TASK PROMPT:
Each entry must appear again exactly as it does in the source.

GIVEN RECORDS:
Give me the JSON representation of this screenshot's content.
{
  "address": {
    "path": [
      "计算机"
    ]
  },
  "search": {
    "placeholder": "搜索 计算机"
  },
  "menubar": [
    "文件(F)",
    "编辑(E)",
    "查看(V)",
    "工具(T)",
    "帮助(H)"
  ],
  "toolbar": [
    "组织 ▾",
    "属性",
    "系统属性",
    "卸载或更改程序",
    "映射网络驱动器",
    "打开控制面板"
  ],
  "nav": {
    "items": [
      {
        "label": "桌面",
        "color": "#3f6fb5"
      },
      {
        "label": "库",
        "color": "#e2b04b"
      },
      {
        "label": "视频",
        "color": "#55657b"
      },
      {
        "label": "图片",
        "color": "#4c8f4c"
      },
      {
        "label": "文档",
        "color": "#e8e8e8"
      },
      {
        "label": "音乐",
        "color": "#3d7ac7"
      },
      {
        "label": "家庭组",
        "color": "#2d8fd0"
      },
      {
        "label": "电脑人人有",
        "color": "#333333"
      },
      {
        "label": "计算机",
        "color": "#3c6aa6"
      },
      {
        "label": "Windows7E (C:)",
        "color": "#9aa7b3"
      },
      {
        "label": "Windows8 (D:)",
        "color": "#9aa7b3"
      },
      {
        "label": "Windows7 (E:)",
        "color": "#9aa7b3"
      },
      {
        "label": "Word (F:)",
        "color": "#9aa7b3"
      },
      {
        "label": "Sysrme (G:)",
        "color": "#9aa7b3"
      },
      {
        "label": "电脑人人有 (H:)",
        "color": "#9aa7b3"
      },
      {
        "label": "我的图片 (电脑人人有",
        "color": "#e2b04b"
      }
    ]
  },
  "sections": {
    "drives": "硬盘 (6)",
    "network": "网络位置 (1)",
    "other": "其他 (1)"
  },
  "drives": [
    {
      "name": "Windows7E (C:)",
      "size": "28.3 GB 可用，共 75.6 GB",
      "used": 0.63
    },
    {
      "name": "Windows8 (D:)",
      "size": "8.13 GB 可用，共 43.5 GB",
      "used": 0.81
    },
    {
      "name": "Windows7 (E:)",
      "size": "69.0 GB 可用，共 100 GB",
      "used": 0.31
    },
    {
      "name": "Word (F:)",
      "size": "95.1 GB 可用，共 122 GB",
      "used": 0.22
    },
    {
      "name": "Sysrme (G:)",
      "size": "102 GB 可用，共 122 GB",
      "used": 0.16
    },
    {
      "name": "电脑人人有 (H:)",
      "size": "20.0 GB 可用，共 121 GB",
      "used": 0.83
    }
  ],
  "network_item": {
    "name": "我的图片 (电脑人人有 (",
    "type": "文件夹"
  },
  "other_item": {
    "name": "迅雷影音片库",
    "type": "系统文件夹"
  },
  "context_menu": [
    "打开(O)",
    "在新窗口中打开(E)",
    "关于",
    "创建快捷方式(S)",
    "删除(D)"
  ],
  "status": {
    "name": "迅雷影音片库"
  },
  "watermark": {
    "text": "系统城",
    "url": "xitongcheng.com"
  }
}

EXERCISE OUTPUT:
Give me the JSON representation of this screenshot's content.
{
  "address": {
    "path": [
      "计算机"
    ]
  },
  "search": {
    "placeholder": "搜索 计算机"
  },
  "menubar": [
    "文件(F)",
    "编辑(E)",
    "查看(V)",
    "工具(T)",
    "帮助(H)"
  ],
  "toolbar": [
    "组织 ▾",
    "属性",
    "系统属性",
    "卸载或更改程序",
    "映射网络驱动器",
    "打开控制面板"
  ],
  "nav": {
    "items": [
      {
        "label": "桌面",
        "color": "#3f6fb5"
      },
      {
        "label": "库",
        "color": "#e2b04b"
      },
      {
        "label": "视频",
        "color": "#55657b"
      },
      {
        "label": "图片",
        "color": "#4c8f4c"
      },
      {
        "label": "文档",
        "color": "#e8e8e8"
      },
      {
        "label": "音乐",
        "color": "#3d7ac7"
      },
      {
        "label": "家庭组",
        "color": "#2d8fd0"
      },
      {
        "label": "电脑人人有",
        "color": "#333333"
      },
      {
        "label": "计算机",
        "color": "#3c6aa6"
      },
      {
        "label": "Windows7E (C:)",
        "color": "#9aa7b3"
      },
      {
        "label": "Windows8 (D:)",
        "color": "#9aa7b3"
      },
      {
        "label": "Windows7 (E:)",
        "color": "#9aa7b3"
      },
      {
        "label": "Word (F:)",
        "color": "#9aa7b3"
      },
      {
        "label": "Sysrme (G:)",
        "color": "#9aa7b3"
      },
      {
        "label": "电脑人人有 (H:)",
        "color": "#9aa7b3"
      },
      {
        "label": "我的图片 (电脑人人有",
        "color": "#e2b04b"
      }
    ]
  },
  "sections": {
    "drives": "硬盘 (6)",
    "network": "网络位置 (1)",
    "other": "其他 (1)"
  },
  "drives": [
    {
      "name": "Windows7E (C:)",
      "size": "28.3 GB 可用，共 75.6 GB",
      "used": 0.63
    },
    {
      "name": "Windows8 (D:)",
      "size": "8.13 GB 可用，共 43.5 GB",
      "used": 0.81
    },
    {
      "name": "Windows7 (E:)",
      "size": "69.0 GB 可用，共 100 GB",
      "used": 0.31
    },
    {
      "name": "Word (F:)",
      "size": "95.1 GB 可用，共 122 GB",
      "used": 0.22
    },
    {
      "name": "Sysrme (G:)",
      "size": "102 GB 可用，共 122 GB",
      "used": 0.16
    },
    {
      "name": "电脑人人有 (H:)",
      "size": "20.0 GB 可用，共 121 GB",
      "used": 0.83
    }
  ],
  "network_item": {
    "name": "我的图片 (电脑人人有 (",
    "type": "文件夹"
  },
  "other_item": {
    "name": "迅雷影音片库",
    "type": "系统文件夹"
  },
  "context_menu": [
    "打开(O)",
    "在新窗口中打开(E)",
    "关于",
    "创建快捷方式(S)",
    "删除(D)"
  ],
  "status": {
    "name": "迅雷影音片库"
  },
  "watermark": {
    "text": "系统城",
    "url": "xitongcheng.com"
  }
}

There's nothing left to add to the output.